## Entries
★ ★ ★ ★ ★ ★ ★
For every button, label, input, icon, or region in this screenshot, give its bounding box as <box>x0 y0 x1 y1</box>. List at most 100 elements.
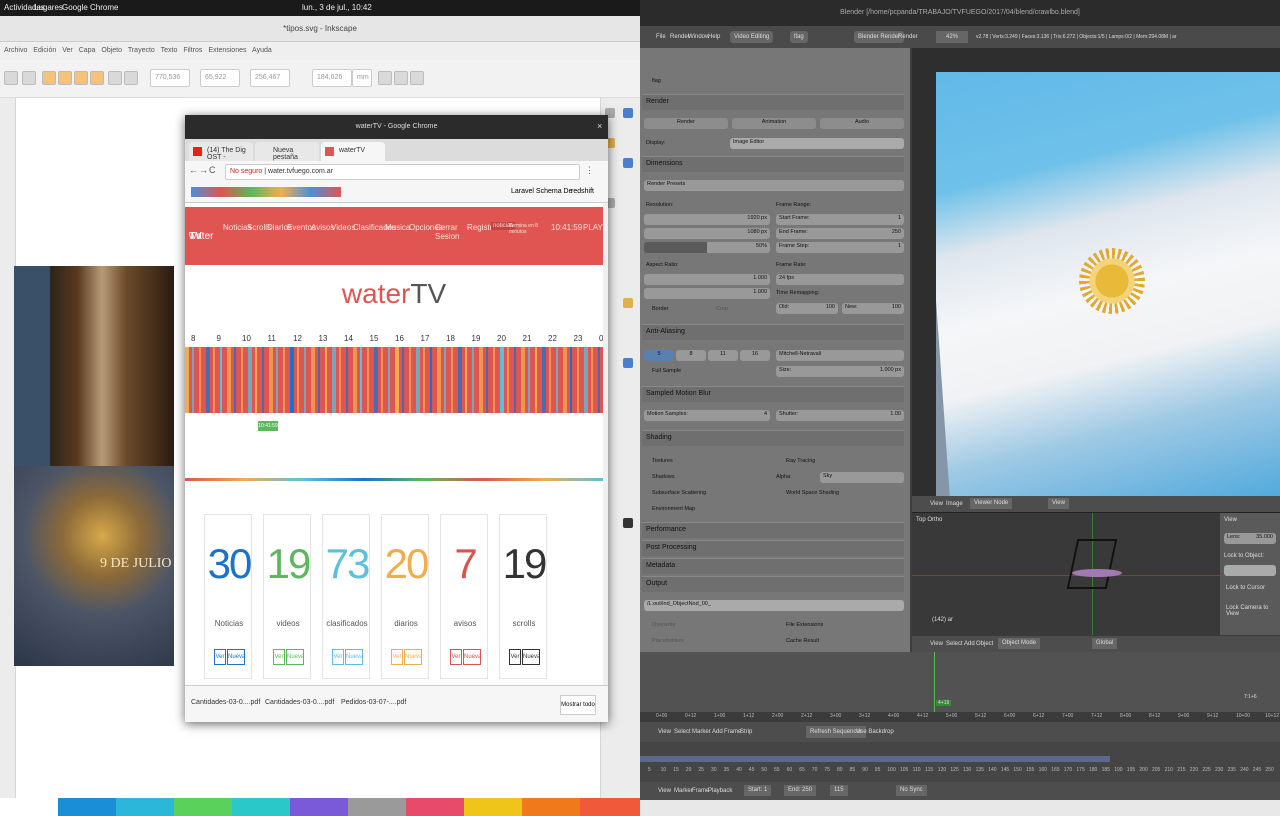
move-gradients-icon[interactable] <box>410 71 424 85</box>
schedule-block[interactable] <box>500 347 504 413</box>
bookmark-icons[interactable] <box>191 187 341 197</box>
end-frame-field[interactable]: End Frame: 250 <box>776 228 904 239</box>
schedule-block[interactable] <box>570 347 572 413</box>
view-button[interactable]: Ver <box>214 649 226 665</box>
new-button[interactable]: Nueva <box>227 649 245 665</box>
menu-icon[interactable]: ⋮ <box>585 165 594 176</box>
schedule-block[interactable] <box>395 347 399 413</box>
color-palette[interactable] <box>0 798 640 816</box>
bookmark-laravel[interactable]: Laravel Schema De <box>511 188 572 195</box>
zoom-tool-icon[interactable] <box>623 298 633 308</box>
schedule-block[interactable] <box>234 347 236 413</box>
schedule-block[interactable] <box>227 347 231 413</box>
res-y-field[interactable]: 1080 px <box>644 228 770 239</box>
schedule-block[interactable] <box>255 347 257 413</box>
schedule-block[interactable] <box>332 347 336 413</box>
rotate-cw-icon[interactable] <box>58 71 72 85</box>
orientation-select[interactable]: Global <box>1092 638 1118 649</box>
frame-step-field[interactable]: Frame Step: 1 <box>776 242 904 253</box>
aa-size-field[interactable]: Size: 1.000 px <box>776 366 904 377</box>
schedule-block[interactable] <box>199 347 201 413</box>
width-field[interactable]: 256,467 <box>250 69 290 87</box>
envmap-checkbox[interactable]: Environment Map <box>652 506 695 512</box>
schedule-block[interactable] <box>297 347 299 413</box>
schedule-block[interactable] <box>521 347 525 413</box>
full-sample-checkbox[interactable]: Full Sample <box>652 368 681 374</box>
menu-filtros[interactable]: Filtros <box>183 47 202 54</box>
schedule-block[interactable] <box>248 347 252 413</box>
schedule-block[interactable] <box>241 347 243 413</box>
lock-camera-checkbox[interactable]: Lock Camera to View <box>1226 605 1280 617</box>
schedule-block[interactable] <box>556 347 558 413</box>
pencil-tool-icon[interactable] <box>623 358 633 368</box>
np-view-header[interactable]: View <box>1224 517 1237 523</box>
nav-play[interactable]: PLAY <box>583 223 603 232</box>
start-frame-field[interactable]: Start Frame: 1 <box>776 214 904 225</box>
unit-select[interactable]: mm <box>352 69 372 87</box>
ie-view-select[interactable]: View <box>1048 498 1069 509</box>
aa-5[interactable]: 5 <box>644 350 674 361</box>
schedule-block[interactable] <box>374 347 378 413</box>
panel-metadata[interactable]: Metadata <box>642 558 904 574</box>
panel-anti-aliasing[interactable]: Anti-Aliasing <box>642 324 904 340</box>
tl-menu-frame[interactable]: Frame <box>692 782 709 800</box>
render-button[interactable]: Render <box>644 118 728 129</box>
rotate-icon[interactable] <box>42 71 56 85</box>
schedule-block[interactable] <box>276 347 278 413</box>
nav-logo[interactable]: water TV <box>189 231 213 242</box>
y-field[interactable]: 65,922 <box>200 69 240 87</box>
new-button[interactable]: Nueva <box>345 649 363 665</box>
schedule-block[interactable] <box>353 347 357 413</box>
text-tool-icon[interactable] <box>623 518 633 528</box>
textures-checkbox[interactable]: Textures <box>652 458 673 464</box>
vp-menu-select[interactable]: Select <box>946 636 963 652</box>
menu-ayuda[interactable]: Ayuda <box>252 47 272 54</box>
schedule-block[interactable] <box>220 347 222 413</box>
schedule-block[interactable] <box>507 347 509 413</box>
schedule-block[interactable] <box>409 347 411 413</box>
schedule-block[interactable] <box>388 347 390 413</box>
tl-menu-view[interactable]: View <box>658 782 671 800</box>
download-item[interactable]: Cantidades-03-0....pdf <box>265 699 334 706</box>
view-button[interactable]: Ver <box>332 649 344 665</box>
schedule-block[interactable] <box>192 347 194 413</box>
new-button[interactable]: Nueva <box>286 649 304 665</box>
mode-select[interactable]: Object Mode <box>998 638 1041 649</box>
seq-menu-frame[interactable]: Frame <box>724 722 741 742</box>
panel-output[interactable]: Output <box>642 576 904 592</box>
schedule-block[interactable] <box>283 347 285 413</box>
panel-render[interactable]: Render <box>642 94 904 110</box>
★ ★ ★ ★ ★ ★ ★
## Goal
Write out the whole listing above line for line, with no changes. Leave the picture out of your copy.

## Output for this exercise
For every button, label, input, icon, or region in this screenshot, give its bounding box as <box>x0 y0 x1 y1</box>. List at most 100 elements.
move-gradients-icon[interactable] <box>410 71 424 85</box>
schedule-block[interactable] <box>500 347 504 413</box>
bookmark-icons[interactable] <box>191 187 341 197</box>
end-frame-field[interactable]: End Frame: 250 <box>776 228 904 239</box>
schedule-block[interactable] <box>570 347 572 413</box>
view-button[interactable]: Ver <box>214 649 226 665</box>
new-button[interactable]: Nueva <box>227 649 245 665</box>
menu-icon[interactable]: ⋮ <box>585 165 594 176</box>
schedule-block[interactable] <box>395 347 399 413</box>
color-palette[interactable] <box>0 798 640 816</box>
bookmark-laravel[interactable]: Laravel Schema De <box>511 188 572 195</box>
zoom-tool-icon[interactable] <box>623 298 633 308</box>
schedule-block[interactable] <box>234 347 236 413</box>
schedule-block[interactable] <box>227 347 231 413</box>
res-y-field[interactable]: 1080 px <box>644 228 770 239</box>
schedule-block[interactable] <box>255 347 257 413</box>
schedule-block[interactable] <box>332 347 336 413</box>
rotate-cw-icon[interactable] <box>58 71 72 85</box>
orientation-select[interactable]: Global <box>1092 638 1118 649</box>
frame-step-field[interactable]: Frame Step: 1 <box>776 242 904 253</box>
aa-size-field[interactable]: Size: 1.000 px <box>776 366 904 377</box>
schedule-block[interactable] <box>199 347 201 413</box>
width-field[interactable]: 256,467 <box>250 69 290 87</box>
envmap-checkbox[interactable]: Environment Map <box>652 506 695 512</box>
schedule-block[interactable] <box>297 347 299 413</box>
schedule-block[interactable] <box>521 347 525 413</box>
full-sample-checkbox[interactable]: Full Sample <box>652 368 681 374</box>
menu-filtros[interactable]: Filtros <box>183 47 202 54</box>
schedule-block[interactable] <box>248 347 252 413</box>
schedule-block[interactable] <box>241 347 243 413</box>
lock-camera-checkbox[interactable]: Lock Camera to View <box>1226 605 1280 617</box>
schedule-block[interactable] <box>556 347 558 413</box>
pencil-tool-icon[interactable] <box>623 358 633 368</box>
np-view-header[interactable]: View <box>1224 517 1237 523</box>
nav-play[interactable]: PLAY <box>583 223 603 232</box>
start-frame-field[interactable]: Start Frame: 1 <box>776 214 904 225</box>
unit-select[interactable]: mm <box>352 69 372 87</box>
ie-view-select[interactable]: View <box>1048 498 1069 509</box>
aa-5[interactable]: 5 <box>644 350 674 361</box>
schedule-block[interactable] <box>374 347 378 413</box>
panel-metadata[interactable]: Metadata <box>642 558 904 574</box>
panel-anti-aliasing[interactable]: Anti-Aliasing <box>642 324 904 340</box>
tl-menu-frame[interactable]: Frame <box>692 782 709 800</box>
render-button[interactable]: Render <box>644 118 728 129</box>
rotate-icon[interactable] <box>42 71 56 85</box>
schedule-block[interactable] <box>276 347 278 413</box>
nav-logo[interactable]: water TV <box>189 231 213 242</box>
y-field[interactable]: 65,922 <box>200 69 240 87</box>
new-button[interactable]: Nueva <box>345 649 363 665</box>
schedule-block[interactable] <box>353 347 357 413</box>
text-tool-icon[interactable] <box>623 518 633 528</box>
textures-checkbox[interactable]: Textures <box>652 458 673 464</box>
vp-menu-select[interactable]: Select <box>946 636 963 652</box>
menu-ayuda[interactable]: Ayuda <box>252 47 272 54</box>
schedule-block[interactable] <box>220 347 222 413</box>
schedule-block[interactable] <box>507 347 509 413</box>
schedule-block[interactable] <box>409 347 411 413</box>
schedule-block[interactable] <box>388 347 390 413</box>
tl-menu-view[interactable]: View <box>658 782 671 800</box>
download-item[interactable]: Cantidades-03-0....pdf <box>265 699 334 706</box>
view-button[interactable]: Ver <box>332 649 344 665</box>
schedule-block[interactable] <box>192 347 194 413</box>
new-button[interactable]: Nueva <box>286 649 304 665</box>
mode-select[interactable]: Object Mode <box>998 638 1041 649</box>
seq-menu-frame[interactable]: Frame <box>724 722 741 742</box>
panel-output[interactable]: Output <box>642 576 904 592</box>
schedule-block[interactable] <box>283 347 285 413</box>
panel-render[interactable]: Render <box>642 94 904 110</box>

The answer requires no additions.